[Extracted data entries]
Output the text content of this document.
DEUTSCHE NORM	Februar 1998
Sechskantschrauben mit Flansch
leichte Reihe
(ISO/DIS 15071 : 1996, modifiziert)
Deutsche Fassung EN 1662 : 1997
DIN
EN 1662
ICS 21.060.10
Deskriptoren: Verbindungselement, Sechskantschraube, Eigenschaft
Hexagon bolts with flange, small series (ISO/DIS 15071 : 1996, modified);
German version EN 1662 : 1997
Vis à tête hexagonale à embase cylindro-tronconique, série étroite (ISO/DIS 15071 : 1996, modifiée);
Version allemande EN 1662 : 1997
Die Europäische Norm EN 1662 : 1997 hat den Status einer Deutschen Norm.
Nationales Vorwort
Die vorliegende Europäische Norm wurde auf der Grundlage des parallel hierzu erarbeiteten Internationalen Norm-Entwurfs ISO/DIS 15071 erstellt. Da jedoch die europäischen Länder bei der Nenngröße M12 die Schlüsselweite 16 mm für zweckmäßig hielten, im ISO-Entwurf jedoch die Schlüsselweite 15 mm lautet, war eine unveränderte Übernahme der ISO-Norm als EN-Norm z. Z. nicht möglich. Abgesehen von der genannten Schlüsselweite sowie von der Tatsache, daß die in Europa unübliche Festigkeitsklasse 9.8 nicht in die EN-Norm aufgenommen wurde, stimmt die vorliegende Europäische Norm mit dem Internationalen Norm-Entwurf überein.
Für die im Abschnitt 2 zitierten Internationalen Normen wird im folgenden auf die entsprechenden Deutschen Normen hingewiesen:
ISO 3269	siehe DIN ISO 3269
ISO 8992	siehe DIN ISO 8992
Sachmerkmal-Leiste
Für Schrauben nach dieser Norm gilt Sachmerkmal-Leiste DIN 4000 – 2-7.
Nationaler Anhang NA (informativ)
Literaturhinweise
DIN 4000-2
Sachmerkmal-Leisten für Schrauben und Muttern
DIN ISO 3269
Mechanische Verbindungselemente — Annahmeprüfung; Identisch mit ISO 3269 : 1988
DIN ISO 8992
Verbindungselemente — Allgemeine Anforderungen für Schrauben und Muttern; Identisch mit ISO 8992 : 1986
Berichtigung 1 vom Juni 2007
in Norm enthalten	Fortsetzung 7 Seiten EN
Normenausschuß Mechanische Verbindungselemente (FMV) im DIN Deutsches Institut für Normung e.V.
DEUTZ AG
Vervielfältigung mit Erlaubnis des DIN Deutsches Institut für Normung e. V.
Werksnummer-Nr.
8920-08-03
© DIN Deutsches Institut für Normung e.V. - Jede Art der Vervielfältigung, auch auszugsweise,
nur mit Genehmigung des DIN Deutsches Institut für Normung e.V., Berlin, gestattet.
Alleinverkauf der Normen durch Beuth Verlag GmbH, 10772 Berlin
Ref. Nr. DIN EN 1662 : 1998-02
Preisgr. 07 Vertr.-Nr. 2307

--

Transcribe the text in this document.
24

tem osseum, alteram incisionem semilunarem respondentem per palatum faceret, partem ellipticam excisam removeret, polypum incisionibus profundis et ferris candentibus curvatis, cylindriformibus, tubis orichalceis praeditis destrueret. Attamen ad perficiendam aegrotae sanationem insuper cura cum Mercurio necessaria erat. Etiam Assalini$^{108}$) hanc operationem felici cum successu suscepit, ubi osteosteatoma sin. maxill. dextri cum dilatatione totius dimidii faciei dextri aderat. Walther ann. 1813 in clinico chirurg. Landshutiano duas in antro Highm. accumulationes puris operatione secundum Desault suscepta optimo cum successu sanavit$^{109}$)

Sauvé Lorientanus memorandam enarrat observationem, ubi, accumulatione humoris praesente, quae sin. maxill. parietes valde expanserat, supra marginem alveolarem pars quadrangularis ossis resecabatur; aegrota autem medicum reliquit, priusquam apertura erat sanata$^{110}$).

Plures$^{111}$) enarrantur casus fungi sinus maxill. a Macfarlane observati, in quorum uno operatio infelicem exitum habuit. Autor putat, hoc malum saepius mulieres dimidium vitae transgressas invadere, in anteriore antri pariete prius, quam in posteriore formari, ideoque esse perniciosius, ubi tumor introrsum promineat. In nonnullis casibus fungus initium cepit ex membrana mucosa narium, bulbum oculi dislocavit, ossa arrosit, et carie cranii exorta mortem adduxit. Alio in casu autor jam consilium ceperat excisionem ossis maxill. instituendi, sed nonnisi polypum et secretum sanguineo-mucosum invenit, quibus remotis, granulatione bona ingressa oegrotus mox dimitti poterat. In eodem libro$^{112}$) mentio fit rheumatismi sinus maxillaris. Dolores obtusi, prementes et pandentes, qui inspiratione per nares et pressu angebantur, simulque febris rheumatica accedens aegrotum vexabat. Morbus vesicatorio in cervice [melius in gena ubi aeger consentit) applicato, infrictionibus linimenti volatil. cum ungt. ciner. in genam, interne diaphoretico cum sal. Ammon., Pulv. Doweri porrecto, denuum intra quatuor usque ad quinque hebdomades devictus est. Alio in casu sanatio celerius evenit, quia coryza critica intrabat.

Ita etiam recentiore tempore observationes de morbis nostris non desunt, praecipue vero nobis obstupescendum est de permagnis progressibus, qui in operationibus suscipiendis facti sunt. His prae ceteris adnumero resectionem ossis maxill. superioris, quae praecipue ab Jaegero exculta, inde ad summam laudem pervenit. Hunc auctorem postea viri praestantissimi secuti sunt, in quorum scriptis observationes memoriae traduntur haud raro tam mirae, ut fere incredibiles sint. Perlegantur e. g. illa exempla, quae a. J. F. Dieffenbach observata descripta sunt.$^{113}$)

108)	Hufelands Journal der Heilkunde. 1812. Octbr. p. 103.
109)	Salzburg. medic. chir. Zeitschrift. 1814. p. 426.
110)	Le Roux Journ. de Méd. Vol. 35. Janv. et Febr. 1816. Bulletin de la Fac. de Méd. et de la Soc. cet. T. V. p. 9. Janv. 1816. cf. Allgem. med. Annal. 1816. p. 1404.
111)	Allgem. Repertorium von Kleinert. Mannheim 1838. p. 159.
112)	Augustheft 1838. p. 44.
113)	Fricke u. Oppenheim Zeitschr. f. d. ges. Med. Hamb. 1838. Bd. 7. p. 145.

--

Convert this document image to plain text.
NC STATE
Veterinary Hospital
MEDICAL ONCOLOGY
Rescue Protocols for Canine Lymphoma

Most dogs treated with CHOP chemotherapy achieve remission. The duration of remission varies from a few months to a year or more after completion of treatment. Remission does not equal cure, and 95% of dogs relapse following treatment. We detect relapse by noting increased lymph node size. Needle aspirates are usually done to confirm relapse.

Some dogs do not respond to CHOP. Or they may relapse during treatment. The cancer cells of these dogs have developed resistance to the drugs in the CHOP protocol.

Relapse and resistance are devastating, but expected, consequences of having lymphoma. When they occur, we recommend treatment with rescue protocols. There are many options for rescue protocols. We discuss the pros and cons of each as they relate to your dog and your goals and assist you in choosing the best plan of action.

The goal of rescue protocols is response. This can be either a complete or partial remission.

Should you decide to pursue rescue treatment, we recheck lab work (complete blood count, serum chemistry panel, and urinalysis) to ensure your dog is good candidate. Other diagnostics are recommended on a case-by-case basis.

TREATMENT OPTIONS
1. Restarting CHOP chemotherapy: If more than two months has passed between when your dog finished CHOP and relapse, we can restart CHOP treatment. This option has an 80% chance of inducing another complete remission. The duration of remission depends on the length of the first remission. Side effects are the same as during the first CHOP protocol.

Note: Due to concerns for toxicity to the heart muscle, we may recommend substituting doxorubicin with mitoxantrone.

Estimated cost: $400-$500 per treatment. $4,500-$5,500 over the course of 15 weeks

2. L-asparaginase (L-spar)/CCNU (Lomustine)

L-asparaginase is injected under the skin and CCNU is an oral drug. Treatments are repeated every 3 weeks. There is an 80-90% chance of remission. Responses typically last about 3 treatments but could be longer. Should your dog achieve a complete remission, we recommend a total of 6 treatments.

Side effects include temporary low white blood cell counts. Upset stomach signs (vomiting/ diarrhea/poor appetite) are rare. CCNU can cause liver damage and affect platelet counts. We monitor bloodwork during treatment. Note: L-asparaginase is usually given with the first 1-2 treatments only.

> **Exercise goal**
Where does the word "Vervielfältigung" occur in the data? Copy every line that has it.

> **The completed task**
Vervielfältigung mit Erlaubnis des DIN Deutsches Institut für Normung e. V.
© DIN Deutsches Institut für Normung e.V. - Jede Art der Vervielfältigung, auch auszugsweise,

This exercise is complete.